◆ **Brief**:
Print exactly the lines below between the line containing "Decode this image" and the line containing "Enumerate this screenshot's", counting both of those lines. Leave pictures out.

◆ **Supplied data**:

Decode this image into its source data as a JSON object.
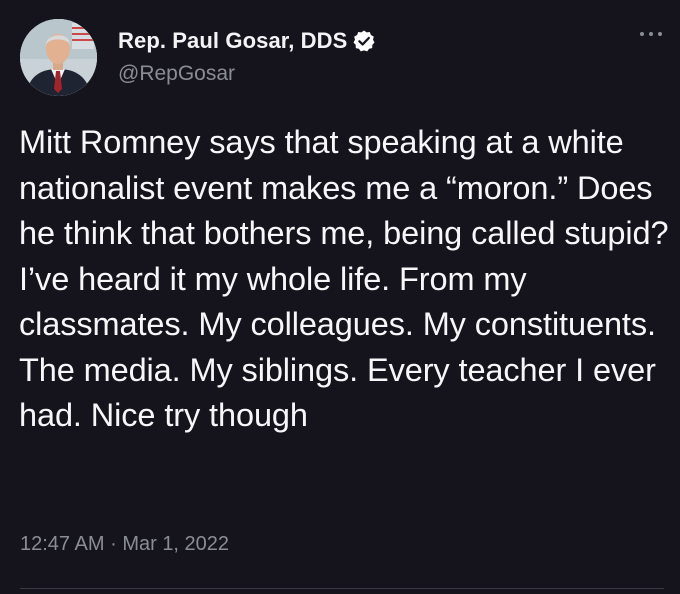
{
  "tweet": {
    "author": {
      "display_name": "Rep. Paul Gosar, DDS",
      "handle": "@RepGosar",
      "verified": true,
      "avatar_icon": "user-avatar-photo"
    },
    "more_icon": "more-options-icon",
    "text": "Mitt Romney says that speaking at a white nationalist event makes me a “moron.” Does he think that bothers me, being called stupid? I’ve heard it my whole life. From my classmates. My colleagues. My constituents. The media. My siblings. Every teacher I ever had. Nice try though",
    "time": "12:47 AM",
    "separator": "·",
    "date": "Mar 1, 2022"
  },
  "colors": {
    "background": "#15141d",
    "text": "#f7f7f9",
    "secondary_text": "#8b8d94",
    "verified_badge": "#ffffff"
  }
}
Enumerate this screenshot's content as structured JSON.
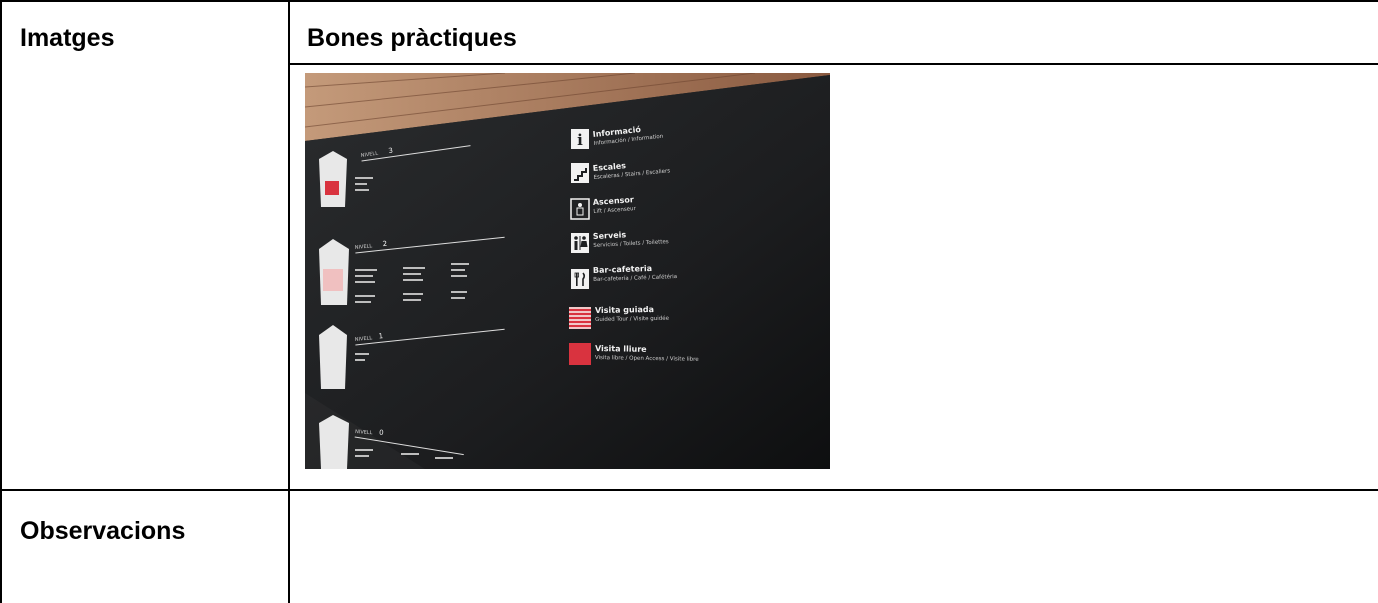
---
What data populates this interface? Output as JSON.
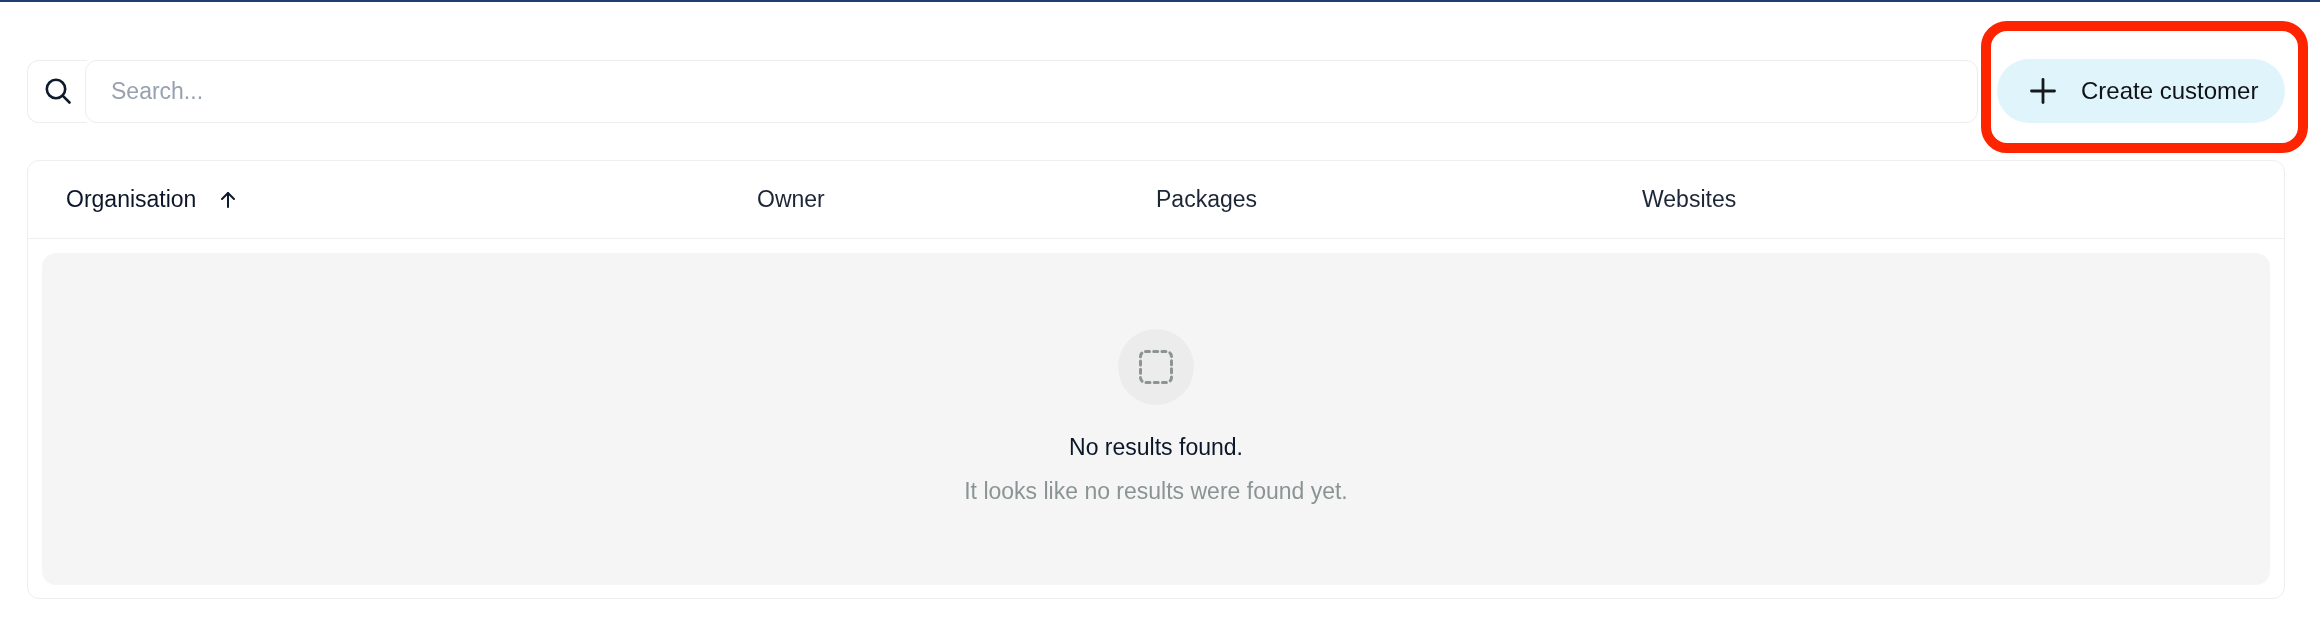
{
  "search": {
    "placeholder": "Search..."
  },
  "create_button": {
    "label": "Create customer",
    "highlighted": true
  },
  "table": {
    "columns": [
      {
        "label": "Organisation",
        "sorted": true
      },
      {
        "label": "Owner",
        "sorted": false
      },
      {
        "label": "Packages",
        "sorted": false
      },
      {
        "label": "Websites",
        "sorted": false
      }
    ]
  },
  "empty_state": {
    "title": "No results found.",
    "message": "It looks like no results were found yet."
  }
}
...
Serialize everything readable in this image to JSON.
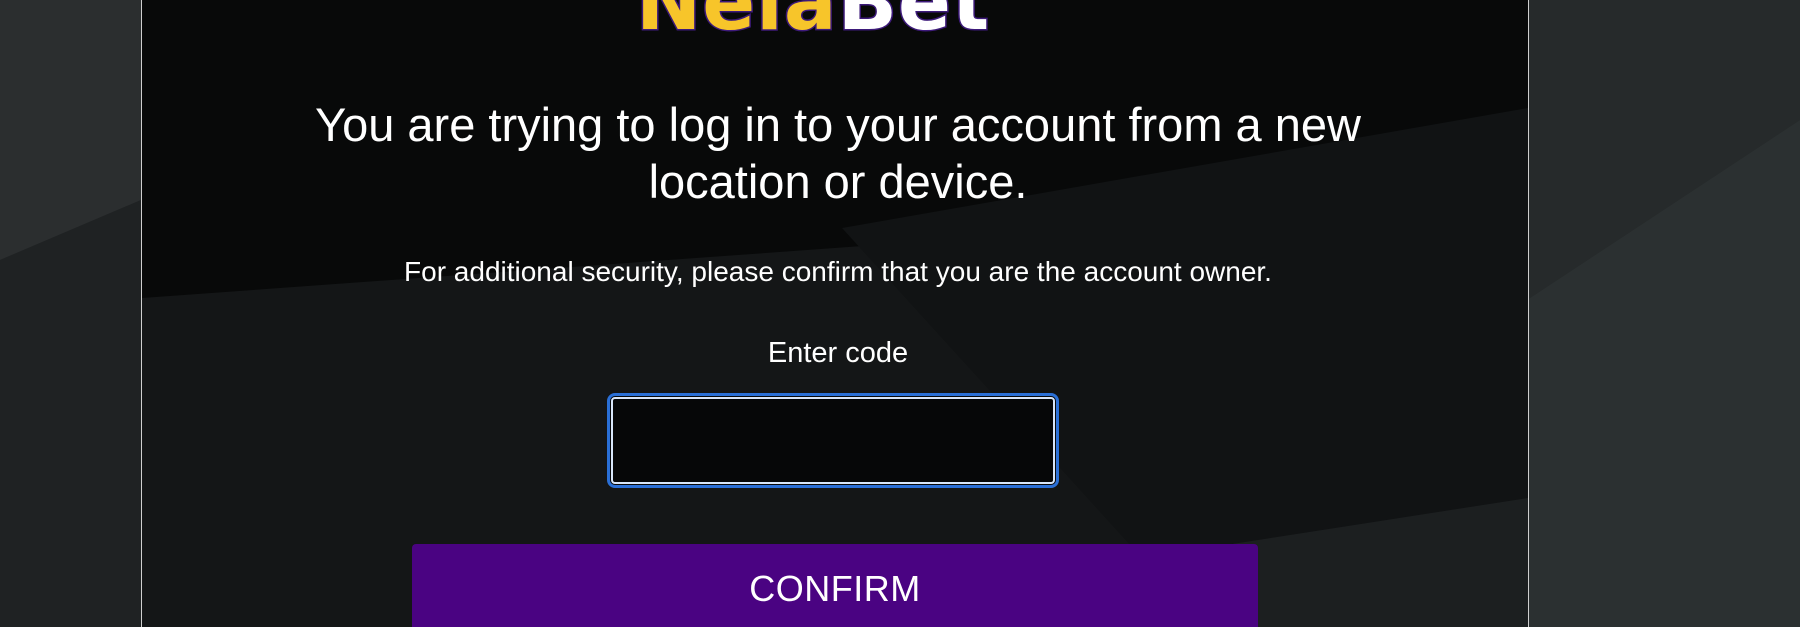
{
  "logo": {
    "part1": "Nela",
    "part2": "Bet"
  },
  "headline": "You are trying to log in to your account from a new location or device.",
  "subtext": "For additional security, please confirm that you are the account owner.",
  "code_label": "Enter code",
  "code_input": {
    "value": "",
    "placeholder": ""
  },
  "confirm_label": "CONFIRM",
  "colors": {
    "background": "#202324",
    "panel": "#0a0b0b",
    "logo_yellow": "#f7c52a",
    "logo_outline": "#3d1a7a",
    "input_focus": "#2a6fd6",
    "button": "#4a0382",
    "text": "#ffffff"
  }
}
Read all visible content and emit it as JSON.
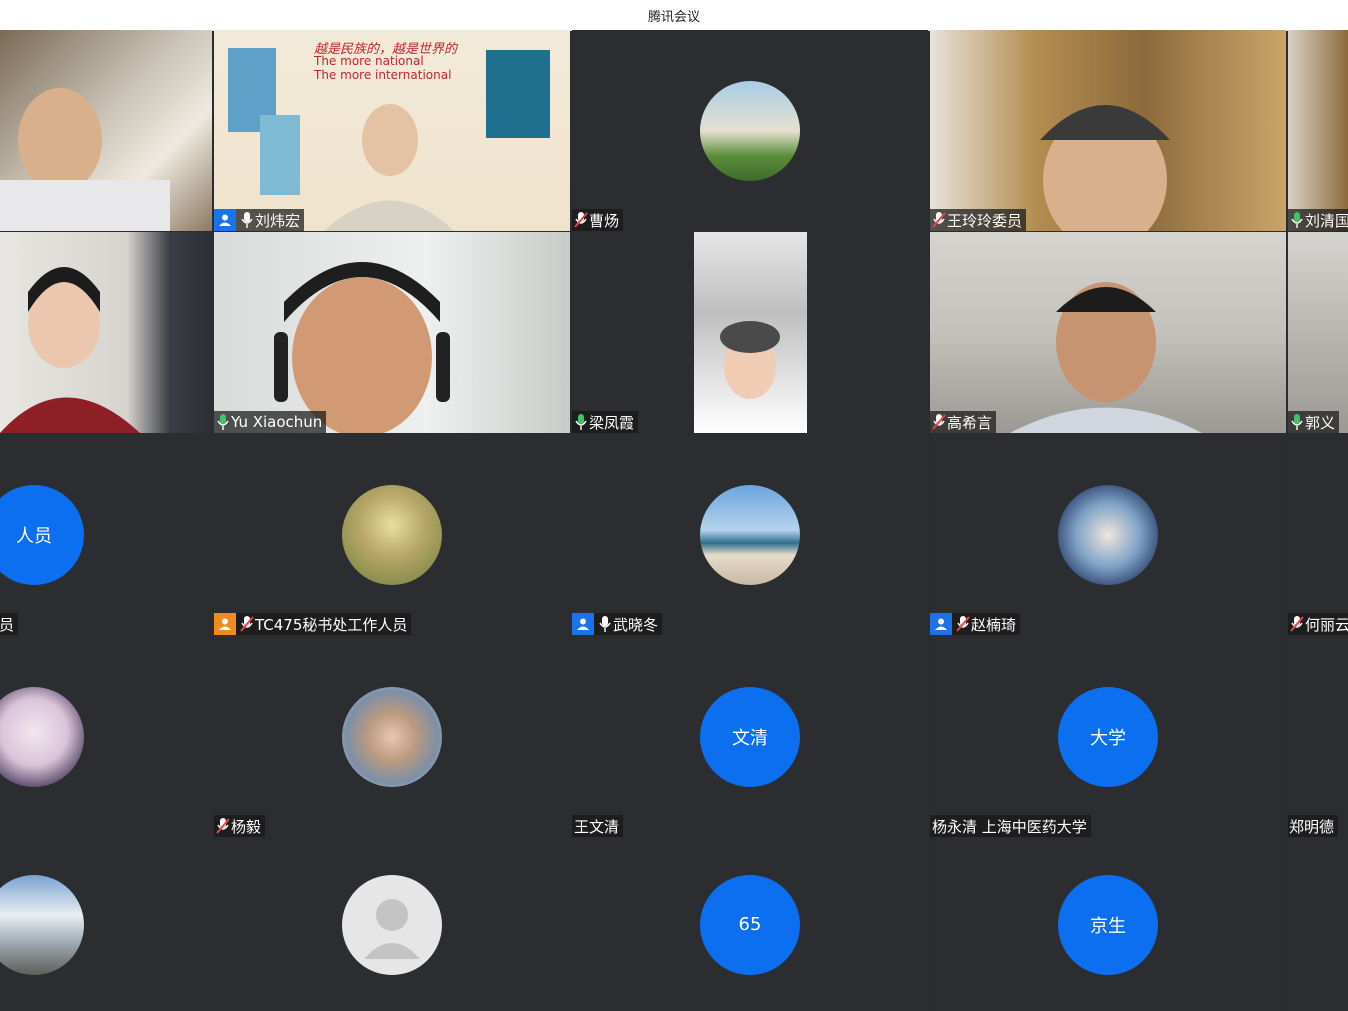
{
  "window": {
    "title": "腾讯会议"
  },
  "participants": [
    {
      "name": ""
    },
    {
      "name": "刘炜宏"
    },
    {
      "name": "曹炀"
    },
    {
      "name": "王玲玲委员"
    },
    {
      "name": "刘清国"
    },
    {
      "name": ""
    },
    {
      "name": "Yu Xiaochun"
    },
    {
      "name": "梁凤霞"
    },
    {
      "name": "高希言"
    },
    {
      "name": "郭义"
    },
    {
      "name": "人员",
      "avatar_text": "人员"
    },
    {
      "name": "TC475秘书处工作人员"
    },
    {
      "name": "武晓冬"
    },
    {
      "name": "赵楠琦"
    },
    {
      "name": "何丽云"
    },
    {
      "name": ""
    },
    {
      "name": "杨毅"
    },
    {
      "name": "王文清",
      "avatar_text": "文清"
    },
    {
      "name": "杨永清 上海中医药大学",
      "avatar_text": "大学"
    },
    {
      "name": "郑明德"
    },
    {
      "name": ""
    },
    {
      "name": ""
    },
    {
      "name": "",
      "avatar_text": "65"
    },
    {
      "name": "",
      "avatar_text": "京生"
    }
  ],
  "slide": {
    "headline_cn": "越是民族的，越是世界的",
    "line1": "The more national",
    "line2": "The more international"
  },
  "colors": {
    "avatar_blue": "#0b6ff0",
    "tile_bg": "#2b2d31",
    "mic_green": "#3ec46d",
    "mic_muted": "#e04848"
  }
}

◆ **Complete answer**:
Decode this image into its source data as a JSON object.
{
  "tweet": {
    "author": {
      "display_name": "Rep. Paul Gosar, DDS",
      "handle": "@RepGosar",
      "verified": true,
      "avatar_icon": "user-avatar-photo"
    },
    "more_icon": "more-options-icon",
    "text": "Mitt Romney says that speaking at a white nationalist event makes me a “moron.” Does he think that bothers me, being called stupid? I’ve heard it my whole life. From my classmates. My colleagues. My constituents. The media. My siblings. Every teacher I ever had. Nice try though",
    "time": "12:47 AM",
    "separator": "·",
    "date": "Mar 1, 2022"
  },
  "colors": {
    "background": "#15141d",
    "text": "#f7f7f9",
    "secondary_text": "#8b8d94",
    "verified_badge": "#ffffff"
  }
}
Enumerate this screenshot's content as structured JSON.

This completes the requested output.